***** PROVIDED MATERIAL

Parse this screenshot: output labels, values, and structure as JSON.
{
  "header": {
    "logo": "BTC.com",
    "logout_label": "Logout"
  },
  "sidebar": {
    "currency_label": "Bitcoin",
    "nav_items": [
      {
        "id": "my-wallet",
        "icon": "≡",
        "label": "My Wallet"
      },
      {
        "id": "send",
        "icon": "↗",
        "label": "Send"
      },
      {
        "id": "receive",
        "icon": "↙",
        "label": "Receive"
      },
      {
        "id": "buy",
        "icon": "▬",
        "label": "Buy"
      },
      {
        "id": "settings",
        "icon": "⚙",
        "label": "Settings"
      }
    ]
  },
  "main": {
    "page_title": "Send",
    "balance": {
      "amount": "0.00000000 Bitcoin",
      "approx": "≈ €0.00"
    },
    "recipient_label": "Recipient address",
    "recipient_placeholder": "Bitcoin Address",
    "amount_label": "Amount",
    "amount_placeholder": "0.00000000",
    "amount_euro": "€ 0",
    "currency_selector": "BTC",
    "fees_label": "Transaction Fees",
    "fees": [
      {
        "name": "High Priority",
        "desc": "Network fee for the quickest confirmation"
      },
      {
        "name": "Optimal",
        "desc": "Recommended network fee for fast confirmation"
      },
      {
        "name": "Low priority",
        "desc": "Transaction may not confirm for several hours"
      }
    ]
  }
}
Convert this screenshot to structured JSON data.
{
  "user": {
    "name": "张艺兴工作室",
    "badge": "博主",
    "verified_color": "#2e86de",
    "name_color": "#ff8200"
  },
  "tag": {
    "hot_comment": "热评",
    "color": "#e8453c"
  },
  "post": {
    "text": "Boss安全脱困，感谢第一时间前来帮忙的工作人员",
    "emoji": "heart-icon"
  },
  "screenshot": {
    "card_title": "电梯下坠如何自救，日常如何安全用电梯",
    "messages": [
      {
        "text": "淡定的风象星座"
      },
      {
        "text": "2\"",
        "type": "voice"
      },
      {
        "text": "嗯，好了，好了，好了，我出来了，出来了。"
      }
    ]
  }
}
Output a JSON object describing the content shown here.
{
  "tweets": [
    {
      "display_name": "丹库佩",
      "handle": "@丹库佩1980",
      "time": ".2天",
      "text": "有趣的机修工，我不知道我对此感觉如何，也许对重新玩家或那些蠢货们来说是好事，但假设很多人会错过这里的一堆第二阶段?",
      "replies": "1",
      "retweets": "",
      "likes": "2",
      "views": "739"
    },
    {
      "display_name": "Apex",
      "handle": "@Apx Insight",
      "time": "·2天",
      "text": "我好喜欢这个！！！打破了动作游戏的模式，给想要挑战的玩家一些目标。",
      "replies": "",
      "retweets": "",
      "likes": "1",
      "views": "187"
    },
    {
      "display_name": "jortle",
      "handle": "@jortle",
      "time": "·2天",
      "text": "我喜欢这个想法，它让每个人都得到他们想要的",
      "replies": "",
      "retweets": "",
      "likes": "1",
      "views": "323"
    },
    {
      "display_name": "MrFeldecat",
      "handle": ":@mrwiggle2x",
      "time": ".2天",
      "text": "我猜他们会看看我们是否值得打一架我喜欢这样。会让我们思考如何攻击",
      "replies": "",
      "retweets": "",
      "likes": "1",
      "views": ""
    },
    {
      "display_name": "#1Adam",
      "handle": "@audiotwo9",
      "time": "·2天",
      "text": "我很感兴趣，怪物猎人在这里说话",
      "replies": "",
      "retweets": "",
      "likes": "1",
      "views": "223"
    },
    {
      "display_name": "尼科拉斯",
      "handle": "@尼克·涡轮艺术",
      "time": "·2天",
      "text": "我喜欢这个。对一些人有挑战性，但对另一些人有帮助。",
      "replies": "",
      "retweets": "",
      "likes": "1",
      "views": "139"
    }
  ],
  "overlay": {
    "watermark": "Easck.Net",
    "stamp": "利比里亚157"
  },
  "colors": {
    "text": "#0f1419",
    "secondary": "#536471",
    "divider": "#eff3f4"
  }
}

**********

→ EXERCISE DIRECTIONS:
Would you reproduce all the entries exactly?

→ RESULT BELOW:
Parse this screenshot: output labels, values, and structure as JSON.
{
  "header": {
    "logo": "BTC.com",
    "logout_label": "Logout"
  },
  "sidebar": {
    "currency_label": "Bitcoin",
    "nav_items": [
      {
        "id": "my-wallet",
        "icon": "≡",
        "label": "My Wallet"
      },
      {
        "id": "send",
        "icon": "↗",
        "label": "Send"
      },
      {
        "id": "receive",
        "icon": "↙",
        "label": "Receive"
      },
      {
        "id": "buy",
        "icon": "▬",
        "label": "Buy"
      },
      {
        "id": "settings",
        "icon": "⚙",
        "label": "Settings"
      }
    ]
  },
  "main": {
    "page_title": "Send",
    "balance": {
      "amount": "0.00000000 Bitcoin",
      "approx": "≈ €0.00"
    },
    "recipient_label": "Recipient address",
    "recipient_placeholder": "Bitcoin Address",
    "amount_label": "Amount",
    "amount_placeholder": "0.00000000",
    "amount_euro": "€ 0",
    "currency_selector": "BTC",
    "fees_label": "Transaction Fees",
    "fees": [
      {
        "name": "High Priority",
        "desc": "Network fee for the quickest confirmation"
      },
      {
        "name": "Optimal",
        "desc": "Recommended network fee for fast confirmation"
      },
      {
        "name": "Low priority",
        "desc": "Transaction may not confirm for several hours"
      }
    ]
  }
}
Convert this screenshot to structured JSON data.
{
  "user": {
    "name": "张艺兴工作室",
    "badge": "博主",
    "verified_color": "#2e86de",
    "name_color": "#ff8200"
  },
  "tag": {
    "hot_comment": "热评",
    "color": "#e8453c"
  },
  "post": {
    "text": "Boss安全脱困，感谢第一时间前来帮忙的工作人员",
    "emoji": "heart-icon"
  },
  "screenshot": {
    "card_title": "电梯下坠如何自救，日常如何安全用电梯",
    "messages": [
      {
        "text": "淡定的风象星座"
      },
      {
        "text": "2\"",
        "type": "voice"
      },
      {
        "text": "嗯，好了，好了，好了，我出来了，出来了。"
      }
    ]
  }
}
Output a JSON object describing the content shown here.
{
  "tweets": [
    {
      "display_name": "丹库佩",
      "handle": "@丹库佩1980",
      "time": ".2天",
      "text": "有趣的机修工，我不知道我对此感觉如何，也许对重新玩家或那些蠢货们来说是好事，但假设很多人会错过这里的一堆第二阶段?",
      "replies": "1",
      "retweets": "",
      "likes": "2",
      "views": "739"
    },
    {
      "display_name": "Apex",
      "handle": "@Apx Insight",
      "time": "·2天",
      "text": "我好喜欢这个！！！打破了动作游戏的模式，给想要挑战的玩家一些目标。",
      "replies": "",
      "retweets": "",
      "likes": "1",
      "views": "187"
    },
    {
      "display_name": "jortle",
      "handle": "@jortle",
      "time": "·2天",
      "text": "我喜欢这个想法，它让每个人都得到他们想要的",
      "replies": "",
      "retweets": "",
      "likes": "1",
      "views": "323"
    },
    {
      "display_name": "MrFeldecat",
      "handle": ":@mrwiggle2x",
      "time": ".2天",
      "text": "我猜他们会看看我们是否值得打一架我喜欢这样。会让我们思考如何攻击",
      "replies": "",
      "retweets": "",
      "likes": "1",
      "views": ""
    },
    {
      "display_name": "#1Adam",
      "handle": "@audiotwo9",
      "time": "·2天",
      "text": "我很感兴趣，怪物猎人在这里说话",
      "replies": "",
      "retweets": "",
      "likes": "1",
      "views": "223"
    },
    {
      "display_name": "尼科拉斯",
      "handle": "@尼克·涡轮艺术",
      "time": "·2天",
      "text": "我喜欢这个。对一些人有挑战性，但对另一些人有帮助。",
      "replies": "",
      "retweets": "",
      "likes": "1",
      "views": "139"
    }
  ],
  "overlay": {
    "watermark": "Easck.Net",
    "stamp": "利比里亚157"
  },
  "colors": {
    "text": "#0f1419",
    "secondary": "#536471",
    "divider": "#eff3f4"
  }
}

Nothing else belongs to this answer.